# Start of AVAILABLE RECORDS

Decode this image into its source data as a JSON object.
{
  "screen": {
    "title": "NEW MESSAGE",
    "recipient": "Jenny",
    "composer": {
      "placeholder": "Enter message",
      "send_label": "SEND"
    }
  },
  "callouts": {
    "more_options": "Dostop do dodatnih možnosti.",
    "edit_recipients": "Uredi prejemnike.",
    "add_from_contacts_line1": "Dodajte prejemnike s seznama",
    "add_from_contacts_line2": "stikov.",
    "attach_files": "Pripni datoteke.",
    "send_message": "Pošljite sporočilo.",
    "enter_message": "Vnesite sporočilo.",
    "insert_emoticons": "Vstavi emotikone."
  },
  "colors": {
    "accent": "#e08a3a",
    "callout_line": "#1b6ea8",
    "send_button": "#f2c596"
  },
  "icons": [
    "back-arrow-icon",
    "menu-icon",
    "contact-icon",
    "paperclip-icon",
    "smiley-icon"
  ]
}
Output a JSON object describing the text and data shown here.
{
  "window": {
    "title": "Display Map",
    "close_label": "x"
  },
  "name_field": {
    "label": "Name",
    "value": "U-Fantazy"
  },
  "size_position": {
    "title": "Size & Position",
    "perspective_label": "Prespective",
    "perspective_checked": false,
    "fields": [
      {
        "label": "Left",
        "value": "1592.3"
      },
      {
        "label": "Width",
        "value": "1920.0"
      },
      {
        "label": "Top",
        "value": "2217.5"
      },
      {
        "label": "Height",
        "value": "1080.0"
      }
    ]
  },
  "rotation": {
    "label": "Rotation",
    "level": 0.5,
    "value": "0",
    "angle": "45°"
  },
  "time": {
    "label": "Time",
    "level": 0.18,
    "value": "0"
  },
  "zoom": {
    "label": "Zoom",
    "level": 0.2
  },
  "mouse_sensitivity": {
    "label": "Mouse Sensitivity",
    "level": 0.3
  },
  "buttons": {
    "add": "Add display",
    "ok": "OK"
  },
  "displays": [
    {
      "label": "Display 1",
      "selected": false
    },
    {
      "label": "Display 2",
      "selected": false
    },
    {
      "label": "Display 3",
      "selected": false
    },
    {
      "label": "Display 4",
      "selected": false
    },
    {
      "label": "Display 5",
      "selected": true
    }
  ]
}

# End of AVAILABLE RECORDS

**THE PROBLEM**
Output exactly the lines between the one containing "Output a JSON" and the final line above, both inclusive.

**RESPONSE TO THE EXERCISE**
Output a JSON object describing the text and data shown here.
{
  "window": {
    "title": "Display Map",
    "close_label": "x"
  },
  "name_field": {
    "label": "Name",
    "value": "U-Fantazy"
  },
  "size_position": {
    "title": "Size & Position",
    "perspective_label": "Prespective",
    "perspective_checked": false,
    "fields": [
      {
        "label": "Left",
        "value": "1592.3"
      },
      {
        "label": "Width",
        "value": "1920.0"
      },
      {
        "label": "Top",
        "value": "2217.5"
      },
      {
        "label": "Height",
        "value": "1080.0"
      }
    ]
  },
  "rotation": {
    "label": "Rotation",
    "level": 0.5,
    "value": "0",
    "angle": "45°"
  },
  "time": {
    "label": "Time",
    "level": 0.18,
    "value": "0"
  },
  "zoom": {
    "label": "Zoom",
    "level": 0.2
  },
  "mouse_sensitivity": {
    "label": "Mouse Sensitivity",
    "level": 0.3
  },
  "buttons": {
    "add": "Add display",
    "ok": "OK"
  },
  "displays": [
    {
      "label": "Display 1",
      "selected": false
    },
    {
      "label": "Display 2",
      "selected": false
    },
    {
      "label": "Display 3",
      "selected": false
    },
    {
      "label": "Display 4",
      "selected": false
    },
    {
      "label": "Display 5",
      "selected": true
    }
  ]
}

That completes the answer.